#### [Directions]
Check each line below for the word "cooling", and copy those that have it.

'''

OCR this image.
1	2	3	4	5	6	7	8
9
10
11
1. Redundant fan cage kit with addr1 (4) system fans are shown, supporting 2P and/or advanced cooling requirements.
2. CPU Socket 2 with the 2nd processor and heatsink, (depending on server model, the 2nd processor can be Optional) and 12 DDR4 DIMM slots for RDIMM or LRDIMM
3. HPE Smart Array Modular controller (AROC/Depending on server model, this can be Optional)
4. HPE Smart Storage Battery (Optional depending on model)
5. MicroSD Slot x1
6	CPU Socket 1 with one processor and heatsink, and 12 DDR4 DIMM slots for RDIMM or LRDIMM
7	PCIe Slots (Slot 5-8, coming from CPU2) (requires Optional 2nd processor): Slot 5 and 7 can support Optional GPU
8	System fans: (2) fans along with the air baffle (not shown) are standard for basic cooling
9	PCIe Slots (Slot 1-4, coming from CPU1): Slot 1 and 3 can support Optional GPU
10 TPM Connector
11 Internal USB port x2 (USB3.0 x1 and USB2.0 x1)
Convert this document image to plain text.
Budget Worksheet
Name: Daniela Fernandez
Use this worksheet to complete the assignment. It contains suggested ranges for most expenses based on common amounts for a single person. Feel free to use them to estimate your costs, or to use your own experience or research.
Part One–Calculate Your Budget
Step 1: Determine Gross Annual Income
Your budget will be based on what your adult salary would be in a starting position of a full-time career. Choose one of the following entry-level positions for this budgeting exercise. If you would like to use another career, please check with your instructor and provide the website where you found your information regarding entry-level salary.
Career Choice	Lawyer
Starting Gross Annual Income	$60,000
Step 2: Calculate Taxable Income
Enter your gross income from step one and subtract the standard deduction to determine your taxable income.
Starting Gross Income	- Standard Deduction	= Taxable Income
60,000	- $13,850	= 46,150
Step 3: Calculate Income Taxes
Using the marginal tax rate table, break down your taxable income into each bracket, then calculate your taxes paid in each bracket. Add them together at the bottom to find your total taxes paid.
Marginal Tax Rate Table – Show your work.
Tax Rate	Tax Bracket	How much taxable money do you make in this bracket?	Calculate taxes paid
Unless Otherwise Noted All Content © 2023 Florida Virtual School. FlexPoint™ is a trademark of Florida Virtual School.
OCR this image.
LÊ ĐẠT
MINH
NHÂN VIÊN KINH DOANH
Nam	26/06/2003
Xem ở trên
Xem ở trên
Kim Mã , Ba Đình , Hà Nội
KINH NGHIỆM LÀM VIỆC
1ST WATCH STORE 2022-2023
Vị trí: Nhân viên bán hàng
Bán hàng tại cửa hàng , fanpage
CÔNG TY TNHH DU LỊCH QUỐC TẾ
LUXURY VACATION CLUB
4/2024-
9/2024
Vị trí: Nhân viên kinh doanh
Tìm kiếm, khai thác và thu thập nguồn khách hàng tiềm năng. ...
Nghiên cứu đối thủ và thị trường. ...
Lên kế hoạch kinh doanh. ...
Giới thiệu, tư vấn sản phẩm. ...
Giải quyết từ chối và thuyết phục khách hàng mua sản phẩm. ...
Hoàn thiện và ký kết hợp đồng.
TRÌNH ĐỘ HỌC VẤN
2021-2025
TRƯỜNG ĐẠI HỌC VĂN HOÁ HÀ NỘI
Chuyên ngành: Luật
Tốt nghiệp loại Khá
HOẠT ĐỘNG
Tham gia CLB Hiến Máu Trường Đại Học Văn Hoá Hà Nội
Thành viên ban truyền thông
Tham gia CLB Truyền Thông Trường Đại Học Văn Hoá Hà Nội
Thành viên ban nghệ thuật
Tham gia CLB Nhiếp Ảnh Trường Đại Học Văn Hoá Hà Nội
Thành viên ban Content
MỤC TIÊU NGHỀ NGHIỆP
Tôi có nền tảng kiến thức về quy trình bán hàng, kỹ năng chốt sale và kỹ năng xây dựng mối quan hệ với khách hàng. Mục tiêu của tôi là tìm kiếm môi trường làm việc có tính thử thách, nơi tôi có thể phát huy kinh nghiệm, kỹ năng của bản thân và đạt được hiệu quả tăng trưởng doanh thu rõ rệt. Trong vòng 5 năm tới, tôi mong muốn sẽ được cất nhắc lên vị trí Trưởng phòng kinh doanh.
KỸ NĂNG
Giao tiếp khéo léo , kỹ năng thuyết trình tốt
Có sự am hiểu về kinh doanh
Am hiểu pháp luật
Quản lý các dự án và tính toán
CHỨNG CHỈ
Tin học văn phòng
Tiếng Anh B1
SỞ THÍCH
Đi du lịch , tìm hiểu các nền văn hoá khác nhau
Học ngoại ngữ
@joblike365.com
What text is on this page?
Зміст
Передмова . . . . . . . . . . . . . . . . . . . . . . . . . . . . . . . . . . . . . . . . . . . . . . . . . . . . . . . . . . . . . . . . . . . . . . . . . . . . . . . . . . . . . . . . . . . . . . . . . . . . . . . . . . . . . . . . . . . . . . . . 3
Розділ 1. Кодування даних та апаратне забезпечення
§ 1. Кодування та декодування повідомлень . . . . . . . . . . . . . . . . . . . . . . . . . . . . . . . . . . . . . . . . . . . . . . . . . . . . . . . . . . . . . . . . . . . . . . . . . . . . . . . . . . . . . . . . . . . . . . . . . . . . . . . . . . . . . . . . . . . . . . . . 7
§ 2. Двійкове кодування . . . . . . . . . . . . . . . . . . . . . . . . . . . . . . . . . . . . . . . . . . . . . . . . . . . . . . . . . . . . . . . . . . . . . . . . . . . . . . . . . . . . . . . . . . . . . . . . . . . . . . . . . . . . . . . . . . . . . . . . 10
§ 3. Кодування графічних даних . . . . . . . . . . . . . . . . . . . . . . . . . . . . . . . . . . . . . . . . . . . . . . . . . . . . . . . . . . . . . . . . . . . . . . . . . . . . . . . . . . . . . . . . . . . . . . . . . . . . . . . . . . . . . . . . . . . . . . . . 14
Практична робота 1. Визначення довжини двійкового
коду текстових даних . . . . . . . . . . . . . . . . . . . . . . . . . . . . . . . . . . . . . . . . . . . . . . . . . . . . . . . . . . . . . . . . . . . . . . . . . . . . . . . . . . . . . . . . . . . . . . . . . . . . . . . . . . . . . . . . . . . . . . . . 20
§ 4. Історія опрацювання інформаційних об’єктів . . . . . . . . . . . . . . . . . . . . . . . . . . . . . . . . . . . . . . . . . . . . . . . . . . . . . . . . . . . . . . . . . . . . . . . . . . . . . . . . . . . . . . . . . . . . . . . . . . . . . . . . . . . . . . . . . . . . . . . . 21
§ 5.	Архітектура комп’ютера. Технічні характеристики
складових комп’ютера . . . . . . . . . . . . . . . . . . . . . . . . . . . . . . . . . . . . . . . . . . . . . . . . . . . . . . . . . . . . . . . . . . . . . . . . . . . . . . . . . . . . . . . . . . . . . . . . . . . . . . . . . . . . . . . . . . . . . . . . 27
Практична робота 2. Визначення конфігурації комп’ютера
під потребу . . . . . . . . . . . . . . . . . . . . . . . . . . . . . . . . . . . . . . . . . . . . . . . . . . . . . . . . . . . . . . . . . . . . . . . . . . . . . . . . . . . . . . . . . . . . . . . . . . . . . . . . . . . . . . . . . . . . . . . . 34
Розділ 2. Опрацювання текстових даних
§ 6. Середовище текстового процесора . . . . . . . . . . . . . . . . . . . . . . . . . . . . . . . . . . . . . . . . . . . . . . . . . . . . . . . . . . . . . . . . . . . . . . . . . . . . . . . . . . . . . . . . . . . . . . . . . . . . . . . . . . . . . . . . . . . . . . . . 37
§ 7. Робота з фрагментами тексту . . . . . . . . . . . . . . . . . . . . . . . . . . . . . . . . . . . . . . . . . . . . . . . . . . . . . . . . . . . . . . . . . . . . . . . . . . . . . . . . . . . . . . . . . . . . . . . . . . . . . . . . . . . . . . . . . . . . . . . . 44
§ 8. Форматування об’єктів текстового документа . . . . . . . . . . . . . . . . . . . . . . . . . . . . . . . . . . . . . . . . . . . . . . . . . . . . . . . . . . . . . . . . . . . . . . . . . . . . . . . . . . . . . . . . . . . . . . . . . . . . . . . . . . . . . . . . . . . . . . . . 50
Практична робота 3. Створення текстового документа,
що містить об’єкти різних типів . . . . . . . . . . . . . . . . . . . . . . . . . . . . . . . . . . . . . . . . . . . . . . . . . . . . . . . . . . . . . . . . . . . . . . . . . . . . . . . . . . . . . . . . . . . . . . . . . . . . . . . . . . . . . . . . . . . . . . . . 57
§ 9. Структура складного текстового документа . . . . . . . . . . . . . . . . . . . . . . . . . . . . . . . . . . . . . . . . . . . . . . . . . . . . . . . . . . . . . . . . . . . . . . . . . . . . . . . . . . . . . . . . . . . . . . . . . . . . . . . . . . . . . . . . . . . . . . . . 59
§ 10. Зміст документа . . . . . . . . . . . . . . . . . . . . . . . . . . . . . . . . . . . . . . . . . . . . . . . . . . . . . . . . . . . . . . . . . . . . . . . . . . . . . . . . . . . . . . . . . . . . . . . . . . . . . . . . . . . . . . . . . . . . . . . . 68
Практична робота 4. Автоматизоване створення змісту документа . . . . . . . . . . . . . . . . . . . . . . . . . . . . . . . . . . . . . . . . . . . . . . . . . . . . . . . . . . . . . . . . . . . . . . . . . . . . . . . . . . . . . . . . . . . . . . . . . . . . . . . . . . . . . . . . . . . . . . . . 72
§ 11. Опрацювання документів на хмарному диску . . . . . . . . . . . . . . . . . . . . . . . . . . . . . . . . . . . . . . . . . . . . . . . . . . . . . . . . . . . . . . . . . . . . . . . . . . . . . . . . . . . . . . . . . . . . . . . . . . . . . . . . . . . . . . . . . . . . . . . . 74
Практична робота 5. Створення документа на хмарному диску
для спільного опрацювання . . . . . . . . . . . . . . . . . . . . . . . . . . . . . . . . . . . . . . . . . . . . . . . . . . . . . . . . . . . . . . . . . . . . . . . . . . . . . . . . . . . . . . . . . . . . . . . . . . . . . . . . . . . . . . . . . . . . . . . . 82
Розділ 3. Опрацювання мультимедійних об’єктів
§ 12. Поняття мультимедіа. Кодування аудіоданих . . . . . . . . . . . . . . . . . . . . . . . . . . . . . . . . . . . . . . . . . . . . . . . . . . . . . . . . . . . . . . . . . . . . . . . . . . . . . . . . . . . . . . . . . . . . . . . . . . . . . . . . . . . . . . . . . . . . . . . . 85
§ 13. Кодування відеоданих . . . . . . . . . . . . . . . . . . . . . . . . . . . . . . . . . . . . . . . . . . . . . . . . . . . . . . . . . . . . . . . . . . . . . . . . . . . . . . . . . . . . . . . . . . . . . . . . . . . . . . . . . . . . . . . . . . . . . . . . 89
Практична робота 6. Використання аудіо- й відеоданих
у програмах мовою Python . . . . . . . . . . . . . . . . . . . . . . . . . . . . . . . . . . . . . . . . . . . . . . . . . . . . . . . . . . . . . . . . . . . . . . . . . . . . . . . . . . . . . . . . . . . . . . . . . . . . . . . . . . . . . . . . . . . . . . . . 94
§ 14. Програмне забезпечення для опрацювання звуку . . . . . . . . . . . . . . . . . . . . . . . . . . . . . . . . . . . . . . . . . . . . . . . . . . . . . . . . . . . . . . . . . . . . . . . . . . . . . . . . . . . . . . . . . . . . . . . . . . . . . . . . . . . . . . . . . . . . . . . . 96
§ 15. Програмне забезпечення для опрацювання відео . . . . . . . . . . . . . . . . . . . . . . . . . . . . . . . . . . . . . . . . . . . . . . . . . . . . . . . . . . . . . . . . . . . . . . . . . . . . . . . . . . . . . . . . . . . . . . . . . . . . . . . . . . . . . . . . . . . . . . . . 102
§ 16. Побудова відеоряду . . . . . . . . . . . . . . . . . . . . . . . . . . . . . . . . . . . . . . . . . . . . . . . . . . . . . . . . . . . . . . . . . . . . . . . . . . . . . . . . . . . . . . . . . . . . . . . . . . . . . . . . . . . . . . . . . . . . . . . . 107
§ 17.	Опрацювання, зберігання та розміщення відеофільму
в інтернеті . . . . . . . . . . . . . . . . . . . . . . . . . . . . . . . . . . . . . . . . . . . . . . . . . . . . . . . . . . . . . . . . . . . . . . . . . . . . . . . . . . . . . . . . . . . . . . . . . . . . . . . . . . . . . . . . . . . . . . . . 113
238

'''

#### [Written solution]
1. Redundant fan cage kit with addr1 (4) system fans are shown, supporting 2P and/or advanced cooling requirements.
8	System fans: (2) fans along with the air baffle (not shown) are standard for basic cooling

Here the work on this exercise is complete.